- [Problem description]
Repeat each line exactly as it is written.

Dataset entries:
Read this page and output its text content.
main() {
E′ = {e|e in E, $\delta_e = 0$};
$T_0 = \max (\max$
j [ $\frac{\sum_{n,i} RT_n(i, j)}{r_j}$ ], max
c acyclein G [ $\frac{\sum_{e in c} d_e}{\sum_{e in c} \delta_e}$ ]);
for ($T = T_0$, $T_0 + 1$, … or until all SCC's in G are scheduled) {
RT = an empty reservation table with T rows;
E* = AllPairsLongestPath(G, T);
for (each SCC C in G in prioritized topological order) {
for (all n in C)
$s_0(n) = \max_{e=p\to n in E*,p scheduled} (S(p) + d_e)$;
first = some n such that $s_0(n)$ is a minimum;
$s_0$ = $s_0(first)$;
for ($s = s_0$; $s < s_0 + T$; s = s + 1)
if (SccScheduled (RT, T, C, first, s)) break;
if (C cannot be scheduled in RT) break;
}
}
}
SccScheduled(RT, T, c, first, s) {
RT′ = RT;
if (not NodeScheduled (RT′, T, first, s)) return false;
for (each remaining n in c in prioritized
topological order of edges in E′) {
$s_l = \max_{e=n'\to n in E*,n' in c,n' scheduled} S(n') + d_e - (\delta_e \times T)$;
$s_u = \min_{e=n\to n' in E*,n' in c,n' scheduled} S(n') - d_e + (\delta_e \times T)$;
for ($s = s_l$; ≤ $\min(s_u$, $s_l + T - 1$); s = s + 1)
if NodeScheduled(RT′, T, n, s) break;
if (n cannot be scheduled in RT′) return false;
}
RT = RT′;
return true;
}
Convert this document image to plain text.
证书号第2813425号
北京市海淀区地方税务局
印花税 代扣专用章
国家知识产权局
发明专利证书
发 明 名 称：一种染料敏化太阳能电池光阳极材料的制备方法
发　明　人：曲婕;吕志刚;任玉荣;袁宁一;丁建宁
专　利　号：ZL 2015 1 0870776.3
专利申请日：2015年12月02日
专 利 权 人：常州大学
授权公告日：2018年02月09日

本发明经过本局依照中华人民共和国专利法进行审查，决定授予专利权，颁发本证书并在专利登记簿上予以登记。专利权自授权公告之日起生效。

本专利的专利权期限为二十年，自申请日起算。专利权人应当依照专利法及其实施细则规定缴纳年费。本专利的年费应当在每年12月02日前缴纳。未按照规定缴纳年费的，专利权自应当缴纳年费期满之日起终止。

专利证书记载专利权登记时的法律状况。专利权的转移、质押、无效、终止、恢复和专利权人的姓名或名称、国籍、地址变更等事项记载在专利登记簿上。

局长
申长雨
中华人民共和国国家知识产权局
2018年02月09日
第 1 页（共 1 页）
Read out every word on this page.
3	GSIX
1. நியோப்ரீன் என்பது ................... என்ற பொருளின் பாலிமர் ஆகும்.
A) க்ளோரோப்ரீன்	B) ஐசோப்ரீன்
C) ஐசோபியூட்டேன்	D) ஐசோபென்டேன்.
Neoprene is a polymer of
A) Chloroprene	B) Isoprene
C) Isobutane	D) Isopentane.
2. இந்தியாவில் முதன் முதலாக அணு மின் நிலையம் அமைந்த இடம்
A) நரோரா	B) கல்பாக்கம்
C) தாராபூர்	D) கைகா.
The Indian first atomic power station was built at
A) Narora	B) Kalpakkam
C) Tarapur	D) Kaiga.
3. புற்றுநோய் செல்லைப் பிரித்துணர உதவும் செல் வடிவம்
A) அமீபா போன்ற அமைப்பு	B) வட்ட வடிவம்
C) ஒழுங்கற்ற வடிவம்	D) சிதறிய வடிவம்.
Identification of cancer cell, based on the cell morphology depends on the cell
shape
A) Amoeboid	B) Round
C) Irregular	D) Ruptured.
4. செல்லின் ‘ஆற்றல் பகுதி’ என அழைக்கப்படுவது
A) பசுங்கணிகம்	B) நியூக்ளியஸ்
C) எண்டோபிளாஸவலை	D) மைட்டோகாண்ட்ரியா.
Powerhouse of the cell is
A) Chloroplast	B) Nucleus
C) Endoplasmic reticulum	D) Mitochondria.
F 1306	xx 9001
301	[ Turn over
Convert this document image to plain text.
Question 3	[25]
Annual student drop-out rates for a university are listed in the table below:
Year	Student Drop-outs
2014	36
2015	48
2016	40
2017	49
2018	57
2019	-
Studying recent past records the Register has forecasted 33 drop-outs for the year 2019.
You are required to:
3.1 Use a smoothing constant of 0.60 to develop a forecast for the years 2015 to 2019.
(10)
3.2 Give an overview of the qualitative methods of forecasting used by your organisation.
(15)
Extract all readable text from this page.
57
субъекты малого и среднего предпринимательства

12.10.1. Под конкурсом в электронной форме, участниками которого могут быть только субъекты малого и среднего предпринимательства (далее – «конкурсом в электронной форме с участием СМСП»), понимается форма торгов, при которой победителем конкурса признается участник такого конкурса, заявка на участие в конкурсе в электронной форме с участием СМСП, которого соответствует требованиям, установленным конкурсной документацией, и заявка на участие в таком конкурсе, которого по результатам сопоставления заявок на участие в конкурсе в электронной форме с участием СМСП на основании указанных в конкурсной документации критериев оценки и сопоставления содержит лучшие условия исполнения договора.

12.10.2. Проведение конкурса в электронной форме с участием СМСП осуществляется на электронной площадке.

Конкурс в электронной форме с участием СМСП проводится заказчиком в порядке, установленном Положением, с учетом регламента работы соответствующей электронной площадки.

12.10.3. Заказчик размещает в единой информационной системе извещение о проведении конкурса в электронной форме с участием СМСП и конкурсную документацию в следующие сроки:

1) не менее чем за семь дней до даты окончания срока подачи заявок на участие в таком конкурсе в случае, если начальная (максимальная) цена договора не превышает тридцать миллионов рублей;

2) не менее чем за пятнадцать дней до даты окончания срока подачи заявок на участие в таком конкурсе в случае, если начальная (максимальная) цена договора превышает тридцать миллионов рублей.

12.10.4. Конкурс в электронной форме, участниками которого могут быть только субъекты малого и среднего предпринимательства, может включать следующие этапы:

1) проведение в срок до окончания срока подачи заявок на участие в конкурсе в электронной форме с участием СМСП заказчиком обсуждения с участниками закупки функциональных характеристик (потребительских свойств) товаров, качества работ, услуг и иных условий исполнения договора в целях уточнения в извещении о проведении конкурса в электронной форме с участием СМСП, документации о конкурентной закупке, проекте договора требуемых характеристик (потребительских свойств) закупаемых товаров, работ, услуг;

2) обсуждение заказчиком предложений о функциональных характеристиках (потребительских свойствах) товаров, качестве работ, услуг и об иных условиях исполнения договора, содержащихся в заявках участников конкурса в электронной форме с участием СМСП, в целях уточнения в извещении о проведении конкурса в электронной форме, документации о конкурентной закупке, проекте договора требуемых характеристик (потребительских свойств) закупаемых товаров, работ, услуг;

- [Solved exercise]
Read this page and output its text content.
main() {
E′ = {e|e in E, $\delta_e = 0$};
$T_0 = \max (\max$
j [ $\frac{\sum_{n,i} RT_n(i, j)}{r_j}$ ], max
c acyclein G [ $\frac{\sum_{e in c} d_e}{\sum_{e in c} \delta_e}$ ]);
for ($T = T_0$, $T_0 + 1$, … or until all SCC's in G are scheduled) {
RT = an empty reservation table with T rows;
E* = AllPairsLongestPath(G, T);
for (each SCC C in G in prioritized topological order) {
for (all n in C)
$s_0(n) = \max_{e=p\to n in E*,p scheduled} (S(p) + d_e)$;
first = some n such that $s_0(n)$ is a minimum;
$s_0$ = $s_0(first)$;
for ($s = s_0$; $s < s_0 + T$; s = s + 1)
if (SccScheduled (RT, T, C, first, s)) break;
if (C cannot be scheduled in RT) break;
}
}
}
SccScheduled(RT, T, c, first, s) {
RT′ = RT;
if (not NodeScheduled (RT′, T, first, s)) return false;
for (each remaining n in c in prioritized
topological order of edges in E′) {
$s_l = \max_{e=n'\to n in E*,n' in c,n' scheduled} S(n') + d_e - (\delta_e \times T)$;
$s_u = \min_{e=n\to n' in E*,n' in c,n' scheduled} S(n') - d_e + (\delta_e \times T)$;
for ($s = s_l$; ≤ $\min(s_u$, $s_l + T - 1$); s = s + 1)
if NodeScheduled(RT′, T, n, s) break;
if (n cannot be scheduled in RT′) return false;
}
RT = RT′;
return true;
}
Convert this document image to plain text.
证书号第2813425号
北京市海淀区地方税务局
印花税 代扣专用章
国家知识产权局
发明专利证书
发 明 名 称：一种染料敏化太阳能电池光阳极材料的制备方法
发　明　人：曲婕;吕志刚;任玉荣;袁宁一;丁建宁
专　利　号：ZL 2015 1 0870776.3
专利申请日：2015年12月02日
专 利 权 人：常州大学
授权公告日：2018年02月09日

本发明经过本局依照中华人民共和国专利法进行审查，决定授予专利权，颁发本证书并在专利登记簿上予以登记。专利权自授权公告之日起生效。

本专利的专利权期限为二十年，自申请日起算。专利权人应当依照专利法及其实施细则规定缴纳年费。本专利的年费应当在每年12月02日前缴纳。未按照规定缴纳年费的，专利权自应当缴纳年费期满之日起终止。

专利证书记载专利权登记时的法律状况。专利权的转移、质押、无效、终止、恢复和专利权人的姓名或名称、国籍、地址变更等事项记载在专利登记簿上。

局长
申长雨
中华人民共和国国家知识产权局
2018年02月09日
第 1 页（共 1 页）
Read out every word on this page.
3	GSIX
1. நியோப்ரீன் என்பது ................... என்ற பொருளின் பாலிமர் ஆகும்.
A) க்ளோரோப்ரீன்	B) ஐசோப்ரீன்
C) ஐசோபியூட்டேன்	D) ஐசோபென்டேன்.
Neoprene is a polymer of
A) Chloroprene	B) Isoprene
C) Isobutane	D) Isopentane.
2. இந்தியாவில் முதன் முதலாக அணு மின் நிலையம் அமைந்த இடம்
A) நரோரா	B) கல்பாக்கம்
C) தாராபூர்	D) கைகா.
The Indian first atomic power station was built at
A) Narora	B) Kalpakkam
C) Tarapur	D) Kaiga.
3. புற்றுநோய் செல்லைப் பிரித்துணர உதவும் செல் வடிவம்
A) அமீபா போன்ற அமைப்பு	B) வட்ட வடிவம்
C) ஒழுங்கற்ற வடிவம்	D) சிதறிய வடிவம்.
Identification of cancer cell, based on the cell morphology depends on the cell
shape
A) Amoeboid	B) Round
C) Irregular	D) Ruptured.
4. செல்லின் ‘ஆற்றல் பகுதி’ என அழைக்கப்படுவது
A) பசுங்கணிகம்	B) நியூக்ளியஸ்
C) எண்டோபிளாஸவலை	D) மைட்டோகாண்ட்ரியா.
Powerhouse of the cell is
A) Chloroplast	B) Nucleus
C) Endoplasmic reticulum	D) Mitochondria.
F 1306	xx 9001
301	[ Turn over
Convert this document image to plain text.
Question 3	[25]
Annual student drop-out rates for a university are listed in the table below:
Year	Student Drop-outs
2014	36
2015	48
2016	40
2017	49
2018	57
2019	-
Studying recent past records the Register has forecasted 33 drop-outs for the year 2019.
You are required to:
3.1 Use a smoothing constant of 0.60 to develop a forecast for the years 2015 to 2019.
(10)
3.2 Give an overview of the qualitative methods of forecasting used by your organisation.
(15)
Extract all readable text from this page.
57
субъекты малого и среднего предпринимательства

12.10.1. Под конкурсом в электронной форме, участниками которого могут быть только субъекты малого и среднего предпринимательства (далее – «конкурсом в электронной форме с участием СМСП»), понимается форма торгов, при которой победителем конкурса признается участник такого конкурса, заявка на участие в конкурсе в электронной форме с участием СМСП, которого соответствует требованиям, установленным конкурсной документацией, и заявка на участие в таком конкурсе, которого по результатам сопоставления заявок на участие в конкурсе в электронной форме с участием СМСП на основании указанных в конкурсной документации критериев оценки и сопоставления содержит лучшие условия исполнения договора.

12.10.2. Проведение конкурса в электронной форме с участием СМСП осуществляется на электронной площадке.

Конкурс в электронной форме с участием СМСП проводится заказчиком в порядке, установленном Положением, с учетом регламента работы соответствующей электронной площадки.

12.10.3. Заказчик размещает в единой информационной системе извещение о проведении конкурса в электронной форме с участием СМСП и конкурсную документацию в следующие сроки:

1) не менее чем за семь дней до даты окончания срока подачи заявок на участие в таком конкурсе в случае, если начальная (максимальная) цена договора не превышает тридцать миллионов рублей;

2) не менее чем за пятнадцать дней до даты окончания срока подачи заявок на участие в таком конкурсе в случае, если начальная (максимальная) цена договора превышает тридцать миллионов рублей.

12.10.4. Конкурс в электронной форме, участниками которого могут быть только субъекты малого и среднего предпринимательства, может включать следующие этапы:

1) проведение в срок до окончания срока подачи заявок на участие в конкурсе в электронной форме с участием СМСП заказчиком обсуждения с участниками закупки функциональных характеристик (потребительских свойств) товаров, качества работ, услуг и иных условий исполнения договора в целях уточнения в извещении о проведении конкурса в электронной форме с участием СМСП, документации о конкурентной закупке, проекте договора требуемых характеристик (потребительских свойств) закупаемых товаров, работ, услуг;

2) обсуждение заказчиком предложений о функциональных характеристиках (потребительских свойствах) товаров, качестве работ, услуг и об иных условиях исполнения договора, содержащихся в заявках участников конкурса в электронной форме с участием СМСП, в целях уточнения в извещении о проведении конкурса в электронной форме, документации о конкурентной закупке, проекте договора требуемых характеристик (потребительских свойств) закупаемых товаров, работ, услуг;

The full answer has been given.